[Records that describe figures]
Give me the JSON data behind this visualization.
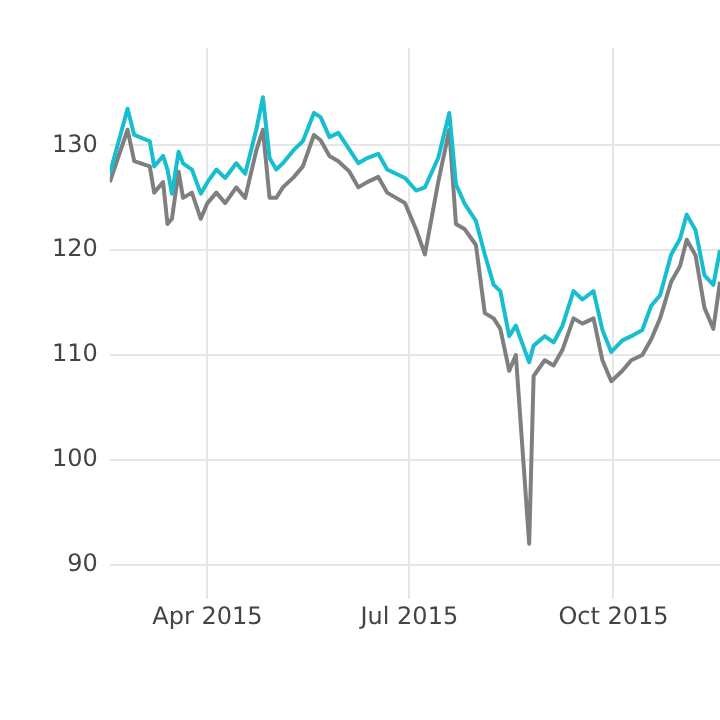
{
  "chart_data": {
    "type": "line",
    "x": [
      "2015-02-16",
      "2015-02-24",
      "2015-02-27",
      "2015-03-06",
      "2015-03-08",
      "2015-03-12",
      "2015-03-14",
      "2015-03-16",
      "2015-03-19",
      "2015-03-21",
      "2015-03-25",
      "2015-03-29",
      "2015-04-01",
      "2015-04-05",
      "2015-04-09",
      "2015-04-14",
      "2015-04-18",
      "2015-04-23",
      "2015-04-26",
      "2015-04-29",
      "2015-05-02",
      "2015-05-05",
      "2015-05-10",
      "2015-05-14",
      "2015-05-19",
      "2015-05-22",
      "2015-05-26",
      "2015-05-30",
      "2015-06-04",
      "2015-06-08",
      "2015-06-12",
      "2015-06-17",
      "2015-06-21",
      "2015-06-25",
      "2015-06-29",
      "2015-07-04",
      "2015-07-08",
      "2015-07-14",
      "2015-07-19",
      "2015-07-22",
      "2015-07-26",
      "2015-07-31",
      "2015-08-04",
      "2015-08-08",
      "2015-08-11",
      "2015-08-15",
      "2015-08-18",
      "2015-08-24",
      "2015-08-26",
      "2015-08-31",
      "2015-09-04",
      "2015-09-08",
      "2015-09-13",
      "2015-09-17",
      "2015-09-22",
      "2015-09-26",
      "2015-09-30",
      "2015-10-05",
      "2015-10-09",
      "2015-10-14",
      "2015-10-18",
      "2015-10-22",
      "2015-10-27",
      "2015-10-31",
      "2015-11-03",
      "2015-11-07",
      "2015-11-11",
      "2015-11-15",
      "2015-11-18"
    ],
    "series": [
      {
        "color": "#17becf",
        "values": [
          127.3,
          133.5,
          131,
          130.4,
          128,
          129,
          127.7,
          125.4,
          129.4,
          128.3,
          127.7,
          125.4,
          126.5,
          127.7,
          126.9,
          128.3,
          127.3,
          131.5,
          134.6,
          128.8,
          127.7,
          128.3,
          129.6,
          130.4,
          133.1,
          132.7,
          130.8,
          131.2,
          129.6,
          128.3,
          128.8,
          129.2,
          127.7,
          127.3,
          126.9,
          125.7,
          126,
          128.8,
          133.1,
          126.3,
          124.4,
          122.8,
          119.6,
          116.7,
          116.1,
          111.8,
          112.8,
          109.3,
          110.9,
          111.8,
          111.2,
          112.8,
          116.1,
          115.3,
          116.1,
          112.4,
          110.3,
          111.4,
          111.8,
          112.4,
          114.7,
          115.7,
          119.6,
          121.1,
          123.4,
          121.9,
          117.6,
          116.7,
          120
        ]
      },
      {
        "color": "#7f7f7f",
        "values": [
          126.5,
          131.5,
          128.5,
          128,
          125.5,
          126.5,
          122.5,
          123,
          127.5,
          125,
          125.5,
          123,
          124.5,
          125.5,
          124.5,
          126,
          125,
          129.5,
          131.5,
          125,
          125,
          126,
          127,
          128,
          131,
          130.5,
          129,
          128.5,
          127.5,
          126,
          126.5,
          127,
          125.5,
          125,
          124.5,
          122,
          119.6,
          126.5,
          131.5,
          122.5,
          122,
          120.5,
          114,
          113.5,
          112.5,
          108.5,
          110,
          92,
          108,
          109.5,
          109,
          110.5,
          113.5,
          113,
          113.5,
          109.5,
          107.5,
          108.5,
          109.5,
          110,
          111.5,
          113.5,
          117,
          118.5,
          121,
          119.5,
          114.5,
          112.5,
          117
        ]
      }
    ],
    "xlim": [
      "2015-02-16",
      "2015-11-18"
    ],
    "xticks": [
      {
        "value": "2015-04-01",
        "label": "Apr 2015"
      },
      {
        "value": "2015-07-01",
        "label": "Jul 2015"
      },
      {
        "value": "2015-10-01",
        "label": "Oct 2015"
      }
    ],
    "ylim": [
      86.7,
      139.3
    ],
    "yticks": [
      90,
      100,
      110,
      120,
      130
    ],
    "grid": true,
    "line_style": "solid",
    "marker": "none",
    "legend": false
  }
}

▶ WHAT TO DO
Copy out the entries verbatim and leave the images out.

▶ FINISHED ANSWER
Give me the JSON data behind this visualization.
{
  "chart_data": {
    "type": "line",
    "x": [
      "2015-02-16",
      "2015-02-24",
      "2015-02-27",
      "2015-03-06",
      "2015-03-08",
      "2015-03-12",
      "2015-03-14",
      "2015-03-16",
      "2015-03-19",
      "2015-03-21",
      "2015-03-25",
      "2015-03-29",
      "2015-04-01",
      "2015-04-05",
      "2015-04-09",
      "2015-04-14",
      "2015-04-18",
      "2015-04-23",
      "2015-04-26",
      "2015-04-29",
      "2015-05-02",
      "2015-05-05",
      "2015-05-10",
      "2015-05-14",
      "2015-05-19",
      "2015-05-22",
      "2015-05-26",
      "2015-05-30",
      "2015-06-04",
      "2015-06-08",
      "2015-06-12",
      "2015-06-17",
      "2015-06-21",
      "2015-06-25",
      "2015-06-29",
      "2015-07-04",
      "2015-07-08",
      "2015-07-14",
      "2015-07-19",
      "2015-07-22",
      "2015-07-26",
      "2015-07-31",
      "2015-08-04",
      "2015-08-08",
      "2015-08-11",
      "2015-08-15",
      "2015-08-18",
      "2015-08-24",
      "2015-08-26",
      "2015-08-31",
      "2015-09-04",
      "2015-09-08",
      "2015-09-13",
      "2015-09-17",
      "2015-09-22",
      "2015-09-26",
      "2015-09-30",
      "2015-10-05",
      "2015-10-09",
      "2015-10-14",
      "2015-10-18",
      "2015-10-22",
      "2015-10-27",
      "2015-10-31",
      "2015-11-03",
      "2015-11-07",
      "2015-11-11",
      "2015-11-15",
      "2015-11-18"
    ],
    "series": [
      {
        "color": "#17becf",
        "values": [
          127.3,
          133.5,
          131,
          130.4,
          128,
          129,
          127.7,
          125.4,
          129.4,
          128.3,
          127.7,
          125.4,
          126.5,
          127.7,
          126.9,
          128.3,
          127.3,
          131.5,
          134.6,
          128.8,
          127.7,
          128.3,
          129.6,
          130.4,
          133.1,
          132.7,
          130.8,
          131.2,
          129.6,
          128.3,
          128.8,
          129.2,
          127.7,
          127.3,
          126.9,
          125.7,
          126,
          128.8,
          133.1,
          126.3,
          124.4,
          122.8,
          119.6,
          116.7,
          116.1,
          111.8,
          112.8,
          109.3,
          110.9,
          111.8,
          111.2,
          112.8,
          116.1,
          115.3,
          116.1,
          112.4,
          110.3,
          111.4,
          111.8,
          112.4,
          114.7,
          115.7,
          119.6,
          121.1,
          123.4,
          121.9,
          117.6,
          116.7,
          120
        ]
      },
      {
        "color": "#7f7f7f",
        "values": [
          126.5,
          131.5,
          128.5,
          128,
          125.5,
          126.5,
          122.5,
          123,
          127.5,
          125,
          125.5,
          123,
          124.5,
          125.5,
          124.5,
          126,
          125,
          129.5,
          131.5,
          125,
          125,
          126,
          127,
          128,
          131,
          130.5,
          129,
          128.5,
          127.5,
          126,
          126.5,
          127,
          125.5,
          125,
          124.5,
          122,
          119.6,
          126.5,
          131.5,
          122.5,
          122,
          120.5,
          114,
          113.5,
          112.5,
          108.5,
          110,
          92,
          108,
          109.5,
          109,
          110.5,
          113.5,
          113,
          113.5,
          109.5,
          107.5,
          108.5,
          109.5,
          110,
          111.5,
          113.5,
          117,
          118.5,
          121,
          119.5,
          114.5,
          112.5,
          117
        ]
      }
    ],
    "xlim": [
      "2015-02-16",
      "2015-11-18"
    ],
    "xticks": [
      {
        "value": "2015-04-01",
        "label": "Apr 2015"
      },
      {
        "value": "2015-07-01",
        "label": "Jul 2015"
      },
      {
        "value": "2015-10-01",
        "label": "Oct 2015"
      }
    ],
    "ylim": [
      86.7,
      139.3
    ],
    "yticks": [
      90,
      100,
      110,
      120,
      130
    ],
    "grid": true,
    "line_style": "solid",
    "marker": "none",
    "legend": false
  }
}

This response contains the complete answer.